[Data items]
»»
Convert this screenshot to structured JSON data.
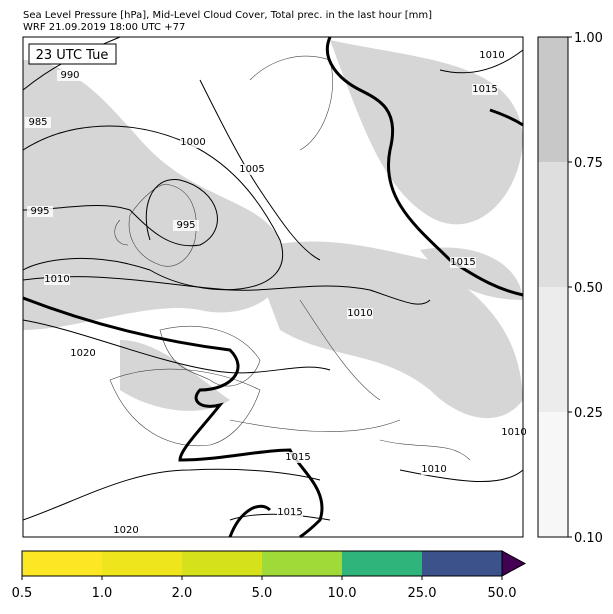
{
  "header": {
    "title": "Sea Level Pressure [hPa], Mid-Level Cloud Cover, Total prec. in the last hour [mm]",
    "subtitle": "WRF 21.09.2019 18:00 UTC +77"
  },
  "map": {
    "time_label": "23 UTC Tue",
    "isobar_labels": [
      "990",
      "985",
      "995",
      "1000",
      "1005",
      "995",
      "1010",
      "1010",
      "1015",
      "1015",
      "1010",
      "1020",
      "1015",
      "1015",
      "1020",
      "1010",
      "1010"
    ]
  },
  "cloud_colorbar": {
    "ticks": [
      "0.10",
      "0.25",
      "0.50",
      "0.75",
      "1.00"
    ],
    "colors": [
      "#f7f7f7",
      "#ececec",
      "#dedede",
      "#c8c8c8"
    ]
  },
  "precip_colorbar": {
    "ticks": [
      "0.5",
      "1.0",
      "2.0",
      "5.0",
      "10.0",
      "25.0",
      "50.0"
    ],
    "colors": [
      "#fde725",
      "#efe51c",
      "#d5e21b",
      "#a0da39",
      "#2fb47c",
      "#3b528b"
    ],
    "over_color": "#440154"
  }
}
««
BRIEF: Repeat the records above verbatim, with no pictures in the result.

ANSWER BELOW:
Convert this screenshot to structured JSON data.
{
  "header": {
    "title": "Sea Level Pressure [hPa], Mid-Level Cloud Cover, Total prec. in the last hour [mm]",
    "subtitle": "WRF 21.09.2019 18:00 UTC +77"
  },
  "map": {
    "time_label": "23 UTC Tue",
    "isobar_labels": [
      "990",
      "985",
      "995",
      "1000",
      "1005",
      "995",
      "1010",
      "1010",
      "1015",
      "1015",
      "1010",
      "1020",
      "1015",
      "1015",
      "1020",
      "1010",
      "1010"
    ]
  },
  "cloud_colorbar": {
    "ticks": [
      "0.10",
      "0.25",
      "0.50",
      "0.75",
      "1.00"
    ],
    "colors": [
      "#f7f7f7",
      "#ececec",
      "#dedede",
      "#c8c8c8"
    ]
  },
  "precip_colorbar": {
    "ticks": [
      "0.5",
      "1.0",
      "2.0",
      "5.0",
      "10.0",
      "25.0",
      "50.0"
    ],
    "colors": [
      "#fde725",
      "#efe51c",
      "#d5e21b",
      "#a0da39",
      "#2fb47c",
      "#3b528b"
    ],
    "over_color": "#440154"
  }
}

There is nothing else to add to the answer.